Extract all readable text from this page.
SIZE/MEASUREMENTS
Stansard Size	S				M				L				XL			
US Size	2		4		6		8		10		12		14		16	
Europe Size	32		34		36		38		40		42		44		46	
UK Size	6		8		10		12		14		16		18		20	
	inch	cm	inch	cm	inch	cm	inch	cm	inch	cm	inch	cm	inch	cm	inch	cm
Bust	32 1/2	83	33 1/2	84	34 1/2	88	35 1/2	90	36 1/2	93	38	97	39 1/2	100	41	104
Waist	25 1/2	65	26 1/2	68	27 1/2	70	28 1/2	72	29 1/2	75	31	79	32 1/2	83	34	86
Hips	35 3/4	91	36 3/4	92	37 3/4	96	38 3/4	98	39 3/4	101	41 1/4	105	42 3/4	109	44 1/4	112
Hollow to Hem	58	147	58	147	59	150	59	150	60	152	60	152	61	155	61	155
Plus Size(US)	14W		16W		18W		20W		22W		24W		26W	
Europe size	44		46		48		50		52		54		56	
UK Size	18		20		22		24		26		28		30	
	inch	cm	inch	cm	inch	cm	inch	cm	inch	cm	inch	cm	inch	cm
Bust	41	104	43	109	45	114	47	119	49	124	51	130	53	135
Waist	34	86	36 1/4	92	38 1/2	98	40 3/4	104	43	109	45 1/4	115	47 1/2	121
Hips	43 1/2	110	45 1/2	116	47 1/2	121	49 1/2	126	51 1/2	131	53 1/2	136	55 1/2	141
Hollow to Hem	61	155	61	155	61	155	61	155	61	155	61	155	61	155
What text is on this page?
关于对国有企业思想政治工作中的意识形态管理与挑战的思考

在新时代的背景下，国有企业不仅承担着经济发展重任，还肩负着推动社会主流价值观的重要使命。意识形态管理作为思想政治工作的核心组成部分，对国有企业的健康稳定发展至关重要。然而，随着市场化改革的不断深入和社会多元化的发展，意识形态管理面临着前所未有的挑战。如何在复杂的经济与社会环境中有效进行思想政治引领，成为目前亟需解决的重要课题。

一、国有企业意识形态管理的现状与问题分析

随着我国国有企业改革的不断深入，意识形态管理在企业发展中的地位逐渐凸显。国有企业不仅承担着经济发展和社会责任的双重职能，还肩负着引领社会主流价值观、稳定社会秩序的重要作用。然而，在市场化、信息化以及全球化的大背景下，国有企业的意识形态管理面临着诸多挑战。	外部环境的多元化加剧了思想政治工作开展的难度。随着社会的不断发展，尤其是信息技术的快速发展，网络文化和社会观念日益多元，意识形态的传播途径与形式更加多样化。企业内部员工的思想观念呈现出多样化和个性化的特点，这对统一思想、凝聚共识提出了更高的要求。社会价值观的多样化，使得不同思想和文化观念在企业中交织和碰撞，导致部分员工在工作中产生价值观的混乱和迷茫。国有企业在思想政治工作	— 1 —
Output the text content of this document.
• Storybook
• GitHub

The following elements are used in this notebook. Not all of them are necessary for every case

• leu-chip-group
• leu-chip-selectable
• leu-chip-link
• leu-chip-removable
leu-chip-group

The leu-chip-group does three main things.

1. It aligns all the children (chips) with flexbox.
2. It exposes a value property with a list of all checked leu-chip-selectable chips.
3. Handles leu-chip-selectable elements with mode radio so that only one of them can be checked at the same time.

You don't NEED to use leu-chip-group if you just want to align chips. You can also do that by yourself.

EXERCISE PROMPT - From the data above, pick out each line containing "selectable" and copy it.

IN RESPONSE -
• leu-chip-selectable
2. It exposes a value property with a list of all checked leu-chip-selectable chips.
3. Handles leu-chip-selectable elements with mode radio so that only one of them can be checked at the same time.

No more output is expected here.